◆ **Task material**
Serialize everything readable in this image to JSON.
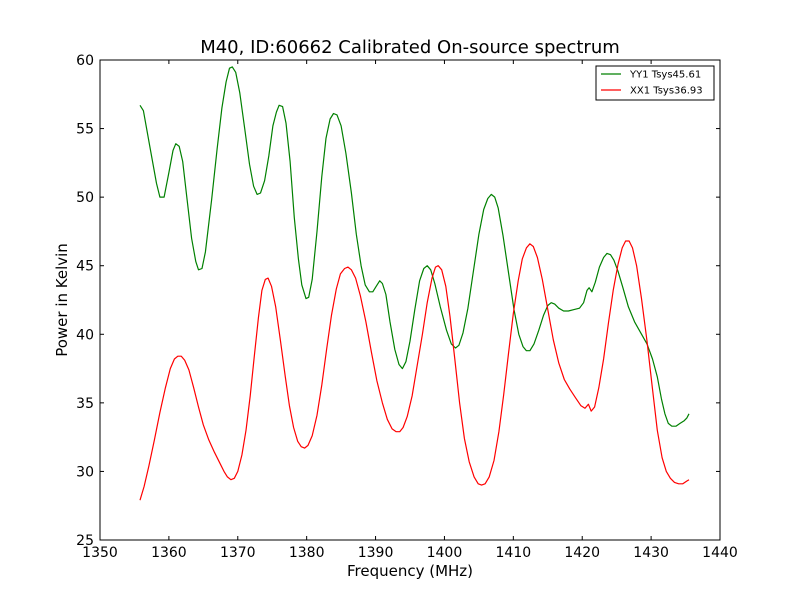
{
  "chart_data": {
    "type": "line",
    "title": "M40, ID:60662 Calibrated On-source spectrum",
    "xlabel": "Frequency (MHz)",
    "ylabel": "Power in Kelvin",
    "xlim": [
      1350,
      1440
    ],
    "ylim": [
      25,
      60
    ],
    "xticks": [
      1350,
      1360,
      1370,
      1380,
      1390,
      1400,
      1410,
      1420,
      1430,
      1440
    ],
    "yticks": [
      25,
      30,
      35,
      40,
      45,
      50,
      55,
      60
    ],
    "grid": false,
    "legend_position": "top-right",
    "series": [
      {
        "name": "YY1 Tsys45.61",
        "color": "#008000",
        "points": [
          [
            1355.8,
            56.7
          ],
          [
            1356.3,
            56.3
          ],
          [
            1357.3,
            53.5
          ],
          [
            1358.2,
            51.0
          ],
          [
            1358.7,
            50.0
          ],
          [
            1359.3,
            50.0
          ],
          [
            1360.0,
            51.8
          ],
          [
            1360.6,
            53.4
          ],
          [
            1361.0,
            53.9
          ],
          [
            1361.5,
            53.7
          ],
          [
            1362.0,
            52.6
          ],
          [
            1362.6,
            50.0
          ],
          [
            1363.3,
            47.0
          ],
          [
            1363.9,
            45.3
          ],
          [
            1364.3,
            44.7
          ],
          [
            1364.8,
            44.8
          ],
          [
            1365.3,
            46.0
          ],
          [
            1366.2,
            49.8
          ],
          [
            1367.0,
            53.5
          ],
          [
            1367.7,
            56.5
          ],
          [
            1368.3,
            58.4
          ],
          [
            1368.8,
            59.4
          ],
          [
            1369.2,
            59.5
          ],
          [
            1369.7,
            59.1
          ],
          [
            1370.3,
            57.6
          ],
          [
            1371.0,
            55.0
          ],
          [
            1371.7,
            52.4
          ],
          [
            1372.3,
            50.8
          ],
          [
            1372.8,
            50.2
          ],
          [
            1373.3,
            50.3
          ],
          [
            1373.9,
            51.2
          ],
          [
            1374.5,
            53.0
          ],
          [
            1375.1,
            55.2
          ],
          [
            1375.6,
            56.2
          ],
          [
            1376.0,
            56.7
          ],
          [
            1376.5,
            56.6
          ],
          [
            1377.0,
            55.4
          ],
          [
            1377.6,
            52.6
          ],
          [
            1378.2,
            48.5
          ],
          [
            1378.8,
            45.5
          ],
          [
            1379.3,
            43.6
          ],
          [
            1379.9,
            42.6
          ],
          [
            1380.3,
            42.7
          ],
          [
            1380.8,
            44.0
          ],
          [
            1381.5,
            47.5
          ],
          [
            1382.2,
            51.5
          ],
          [
            1382.8,
            54.3
          ],
          [
            1383.4,
            55.7
          ],
          [
            1383.9,
            56.1
          ],
          [
            1384.4,
            56.0
          ],
          [
            1385.0,
            55.2
          ],
          [
            1385.7,
            53.2
          ],
          [
            1386.5,
            50.3
          ],
          [
            1387.2,
            47.3
          ],
          [
            1387.9,
            45.0
          ],
          [
            1388.5,
            43.6
          ],
          [
            1389.1,
            43.1
          ],
          [
            1389.6,
            43.1
          ],
          [
            1390.1,
            43.5
          ],
          [
            1390.6,
            43.9
          ],
          [
            1391.0,
            43.7
          ],
          [
            1391.5,
            42.9
          ],
          [
            1392.1,
            40.9
          ],
          [
            1392.8,
            38.9
          ],
          [
            1393.4,
            37.8
          ],
          [
            1393.9,
            37.5
          ],
          [
            1394.4,
            38.0
          ],
          [
            1395.0,
            39.5
          ],
          [
            1395.7,
            41.8
          ],
          [
            1396.4,
            43.9
          ],
          [
            1397.0,
            44.8
          ],
          [
            1397.5,
            45.0
          ],
          [
            1398.0,
            44.7
          ],
          [
            1398.6,
            43.7
          ],
          [
            1399.4,
            42.0
          ],
          [
            1400.3,
            40.3
          ],
          [
            1401.0,
            39.3
          ],
          [
            1401.6,
            39.0
          ],
          [
            1402.1,
            39.2
          ],
          [
            1402.7,
            40.1
          ],
          [
            1403.4,
            41.9
          ],
          [
            1404.2,
            44.6
          ],
          [
            1405.0,
            47.3
          ],
          [
            1405.7,
            49.1
          ],
          [
            1406.3,
            49.9
          ],
          [
            1406.8,
            50.2
          ],
          [
            1407.3,
            50.0
          ],
          [
            1407.8,
            49.2
          ],
          [
            1408.5,
            47.2
          ],
          [
            1409.3,
            44.5
          ],
          [
            1410.1,
            41.8
          ],
          [
            1410.8,
            40.0
          ],
          [
            1411.4,
            39.1
          ],
          [
            1411.9,
            38.8
          ],
          [
            1412.4,
            38.8
          ],
          [
            1413.0,
            39.3
          ],
          [
            1413.7,
            40.3
          ],
          [
            1414.4,
            41.4
          ],
          [
            1415.0,
            42.1
          ],
          [
            1415.5,
            42.3
          ],
          [
            1416.0,
            42.2
          ],
          [
            1416.6,
            41.9
          ],
          [
            1417.3,
            41.7
          ],
          [
            1418.0,
            41.7
          ],
          [
            1418.8,
            41.8
          ],
          [
            1419.6,
            41.9
          ],
          [
            1420.2,
            42.3
          ],
          [
            1420.7,
            43.2
          ],
          [
            1421.0,
            43.4
          ],
          [
            1421.4,
            43.1
          ],
          [
            1421.9,
            43.8
          ],
          [
            1422.5,
            44.9
          ],
          [
            1423.1,
            45.6
          ],
          [
            1423.6,
            45.9
          ],
          [
            1424.1,
            45.8
          ],
          [
            1424.6,
            45.4
          ],
          [
            1425.2,
            44.6
          ],
          [
            1425.9,
            43.4
          ],
          [
            1426.7,
            42.0
          ],
          [
            1427.6,
            40.9
          ],
          [
            1428.5,
            40.1
          ],
          [
            1429.4,
            39.3
          ],
          [
            1430.2,
            38.2
          ],
          [
            1430.9,
            36.9
          ],
          [
            1431.5,
            35.3
          ],
          [
            1432.0,
            34.2
          ],
          [
            1432.5,
            33.5
          ],
          [
            1433.0,
            33.3
          ],
          [
            1433.6,
            33.3
          ],
          [
            1434.2,
            33.5
          ],
          [
            1434.8,
            33.7
          ],
          [
            1435.2,
            33.9
          ],
          [
            1435.5,
            34.2
          ]
        ]
      },
      {
        "name": "XX1 Tsys36.93",
        "color": "#ff0000",
        "points": [
          [
            1355.8,
            27.9
          ],
          [
            1356.4,
            28.9
          ],
          [
            1357.1,
            30.4
          ],
          [
            1357.9,
            32.3
          ],
          [
            1358.7,
            34.3
          ],
          [
            1359.5,
            36.1
          ],
          [
            1360.2,
            37.5
          ],
          [
            1360.8,
            38.2
          ],
          [
            1361.3,
            38.4
          ],
          [
            1361.8,
            38.4
          ],
          [
            1362.3,
            38.1
          ],
          [
            1362.9,
            37.4
          ],
          [
            1363.6,
            36.1
          ],
          [
            1364.3,
            34.7
          ],
          [
            1365.0,
            33.4
          ],
          [
            1365.8,
            32.3
          ],
          [
            1366.6,
            31.4
          ],
          [
            1367.4,
            30.6
          ],
          [
            1368.0,
            30.0
          ],
          [
            1368.5,
            29.6
          ],
          [
            1369.0,
            29.4
          ],
          [
            1369.5,
            29.5
          ],
          [
            1370.0,
            30.0
          ],
          [
            1370.6,
            31.2
          ],
          [
            1371.2,
            33.0
          ],
          [
            1371.8,
            35.5
          ],
          [
            1372.4,
            38.4
          ],
          [
            1373.0,
            41.2
          ],
          [
            1373.5,
            43.2
          ],
          [
            1374.0,
            44.0
          ],
          [
            1374.4,
            44.1
          ],
          [
            1374.9,
            43.5
          ],
          [
            1375.5,
            42.0
          ],
          [
            1376.2,
            39.5
          ],
          [
            1376.9,
            36.9
          ],
          [
            1377.5,
            34.8
          ],
          [
            1378.1,
            33.2
          ],
          [
            1378.7,
            32.2
          ],
          [
            1379.2,
            31.8
          ],
          [
            1379.7,
            31.7
          ],
          [
            1380.2,
            31.9
          ],
          [
            1380.8,
            32.6
          ],
          [
            1381.5,
            34.1
          ],
          [
            1382.2,
            36.3
          ],
          [
            1382.9,
            38.9
          ],
          [
            1383.6,
            41.4
          ],
          [
            1384.3,
            43.3
          ],
          [
            1384.9,
            44.4
          ],
          [
            1385.5,
            44.8
          ],
          [
            1386.0,
            44.9
          ],
          [
            1386.5,
            44.7
          ],
          [
            1387.1,
            44.1
          ],
          [
            1387.8,
            42.8
          ],
          [
            1388.6,
            40.9
          ],
          [
            1389.4,
            38.7
          ],
          [
            1390.2,
            36.6
          ],
          [
            1391.0,
            35.0
          ],
          [
            1391.7,
            33.8
          ],
          [
            1392.4,
            33.1
          ],
          [
            1393.0,
            32.9
          ],
          [
            1393.5,
            32.9
          ],
          [
            1394.0,
            33.2
          ],
          [
            1394.6,
            34.0
          ],
          [
            1395.3,
            35.5
          ],
          [
            1396.0,
            37.6
          ],
          [
            1396.8,
            40.0
          ],
          [
            1397.5,
            42.3
          ],
          [
            1398.2,
            44.1
          ],
          [
            1398.7,
            44.9
          ],
          [
            1399.1,
            45.0
          ],
          [
            1399.6,
            44.7
          ],
          [
            1400.2,
            43.5
          ],
          [
            1400.8,
            41.3
          ],
          [
            1401.5,
            38.2
          ],
          [
            1402.2,
            35.0
          ],
          [
            1402.9,
            32.4
          ],
          [
            1403.6,
            30.7
          ],
          [
            1404.3,
            29.6
          ],
          [
            1404.9,
            29.1
          ],
          [
            1405.4,
            29.0
          ],
          [
            1405.9,
            29.1
          ],
          [
            1406.5,
            29.6
          ],
          [
            1407.2,
            30.8
          ],
          [
            1407.9,
            32.9
          ],
          [
            1408.6,
            35.6
          ],
          [
            1409.3,
            38.6
          ],
          [
            1410.0,
            41.5
          ],
          [
            1410.7,
            43.9
          ],
          [
            1411.3,
            45.5
          ],
          [
            1411.9,
            46.3
          ],
          [
            1412.4,
            46.6
          ],
          [
            1412.9,
            46.4
          ],
          [
            1413.5,
            45.6
          ],
          [
            1414.2,
            44.0
          ],
          [
            1415.0,
            41.8
          ],
          [
            1415.8,
            39.6
          ],
          [
            1416.6,
            37.9
          ],
          [
            1417.4,
            36.7
          ],
          [
            1418.2,
            36.0
          ],
          [
            1419.0,
            35.4
          ],
          [
            1419.8,
            34.8
          ],
          [
            1420.4,
            34.6
          ],
          [
            1420.9,
            34.9
          ],
          [
            1421.3,
            34.4
          ],
          [
            1421.8,
            34.7
          ],
          [
            1422.4,
            36.1
          ],
          [
            1423.1,
            38.2
          ],
          [
            1423.8,
            40.8
          ],
          [
            1424.5,
            43.2
          ],
          [
            1425.2,
            45.1
          ],
          [
            1425.8,
            46.3
          ],
          [
            1426.3,
            46.8
          ],
          [
            1426.8,
            46.8
          ],
          [
            1427.3,
            46.3
          ],
          [
            1427.9,
            45.0
          ],
          [
            1428.6,
            42.6
          ],
          [
            1429.4,
            39.5
          ],
          [
            1430.2,
            36.0
          ],
          [
            1430.9,
            33.0
          ],
          [
            1431.6,
            31.0
          ],
          [
            1432.2,
            30.0
          ],
          [
            1432.8,
            29.5
          ],
          [
            1433.4,
            29.2
          ],
          [
            1434.0,
            29.1
          ],
          [
            1434.6,
            29.1
          ],
          [
            1435.2,
            29.3
          ],
          [
            1435.5,
            29.4
          ]
        ]
      }
    ]
  }
}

◆ **What to do**
Gather each line of the records holding the string "name".

◆ **Reply to the task**
        "name": "YY1 Tsys45.61",
        "name": "XX1 Tsys36.93",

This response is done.